## [Goal of the exercise]
Reproduce the data that follows in its entirety, character for character.
start Raw data
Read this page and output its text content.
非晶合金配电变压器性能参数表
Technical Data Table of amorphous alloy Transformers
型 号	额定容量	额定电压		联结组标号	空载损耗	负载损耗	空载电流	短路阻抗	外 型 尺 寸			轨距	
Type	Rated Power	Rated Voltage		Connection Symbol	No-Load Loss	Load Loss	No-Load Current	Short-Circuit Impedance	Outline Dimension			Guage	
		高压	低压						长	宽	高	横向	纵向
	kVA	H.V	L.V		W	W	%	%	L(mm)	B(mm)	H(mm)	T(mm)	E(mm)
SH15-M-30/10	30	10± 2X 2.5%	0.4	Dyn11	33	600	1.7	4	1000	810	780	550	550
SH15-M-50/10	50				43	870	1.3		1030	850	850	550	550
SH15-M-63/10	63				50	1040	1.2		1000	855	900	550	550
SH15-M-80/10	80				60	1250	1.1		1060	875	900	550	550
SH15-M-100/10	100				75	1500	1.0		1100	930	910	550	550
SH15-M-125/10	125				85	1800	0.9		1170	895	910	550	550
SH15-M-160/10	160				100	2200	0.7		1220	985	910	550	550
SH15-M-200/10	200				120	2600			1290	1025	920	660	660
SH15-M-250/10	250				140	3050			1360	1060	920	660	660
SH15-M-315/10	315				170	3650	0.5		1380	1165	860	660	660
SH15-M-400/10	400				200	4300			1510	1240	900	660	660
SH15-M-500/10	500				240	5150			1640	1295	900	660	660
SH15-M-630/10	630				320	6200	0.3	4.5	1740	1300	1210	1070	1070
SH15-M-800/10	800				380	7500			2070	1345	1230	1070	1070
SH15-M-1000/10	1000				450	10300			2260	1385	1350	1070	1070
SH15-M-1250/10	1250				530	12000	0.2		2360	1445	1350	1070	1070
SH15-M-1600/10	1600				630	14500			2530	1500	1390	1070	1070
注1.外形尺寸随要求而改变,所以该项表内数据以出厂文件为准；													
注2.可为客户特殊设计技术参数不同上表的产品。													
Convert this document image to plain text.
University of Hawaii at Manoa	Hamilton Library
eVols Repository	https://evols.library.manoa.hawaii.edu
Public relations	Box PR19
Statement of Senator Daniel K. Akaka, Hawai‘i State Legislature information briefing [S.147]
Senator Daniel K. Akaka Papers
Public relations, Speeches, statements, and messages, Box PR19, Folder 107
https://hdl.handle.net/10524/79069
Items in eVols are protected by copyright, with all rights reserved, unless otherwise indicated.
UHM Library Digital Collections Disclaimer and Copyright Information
end Raw data
## [The response]
Read this page and output its text content.
非晶合金配电变压器性能参数表
Technical Data Table of amorphous alloy Transformers
型 号	额定容量	额定电压		联结组标号	空载损耗	负载损耗	空载电流	短路阻抗	外 型 尺 寸			轨距	
Type	Rated Power	Rated Voltage		Connection Symbol	No-Load Loss	Load Loss	No-Load Current	Short-Circuit Impedance	Outline Dimension			Guage	
		高压	低压						长	宽	高	横向	纵向
	kVA	H.V	L.V		W	W	%	%	L(mm)	B(mm)	H(mm)	T(mm)	E(mm)
SH15-M-30/10	30	10± 2X 2.5%	0.4	Dyn11	33	600	1.7	4	1000	810	780	550	550
SH15-M-50/10	50				43	870	1.3		1030	850	850	550	550
SH15-M-63/10	63				50	1040	1.2		1000	855	900	550	550
SH15-M-80/10	80				60	1250	1.1		1060	875	900	550	550
SH15-M-100/10	100				75	1500	1.0		1100	930	910	550	550
SH15-M-125/10	125				85	1800	0.9		1170	895	910	550	550
SH15-M-160/10	160				100	2200	0.7		1220	985	910	550	550
SH15-M-200/10	200				120	2600			1290	1025	920	660	660
SH15-M-250/10	250				140	3050			1360	1060	920	660	660
SH15-M-315/10	315				170	3650	0.5		1380	1165	860	660	660
SH15-M-400/10	400				200	4300			1510	1240	900	660	660
SH15-M-500/10	500				240	5150			1640	1295	900	660	660
SH15-M-630/10	630				320	6200	0.3	4.5	1740	1300	1210	1070	1070
SH15-M-800/10	800				380	7500			2070	1345	1230	1070	1070
SH15-M-1000/10	1000				450	10300			2260	1385	1350	1070	1070
SH15-M-1250/10	1250				530	12000	0.2		2360	1445	1350	1070	1070
SH15-M-1600/10	1600				630	14500			2530	1500	1390	1070	1070
注1.外形尺寸随要求而改变,所以该项表内数据以出厂文件为准；													
注2.可为客户特殊设计技术参数不同上表的产品。													
Convert this document image to plain text.
University of Hawaii at Manoa	Hamilton Library
eVols Repository	https://evols.library.manoa.hawaii.edu
Public relations	Box PR19
Statement of Senator Daniel K. Akaka, Hawai‘i State Legislature information briefing [S.147]
Senator Daniel K. Akaka Papers
Public relations, Speeches, statements, and messages, Box PR19, Folder 107
https://hdl.handle.net/10524/79069
Items in eVols are protected by copyright, with all rights reserved, unless otherwise indicated.
UHM Library Digital Collections Disclaimer and Copyright Information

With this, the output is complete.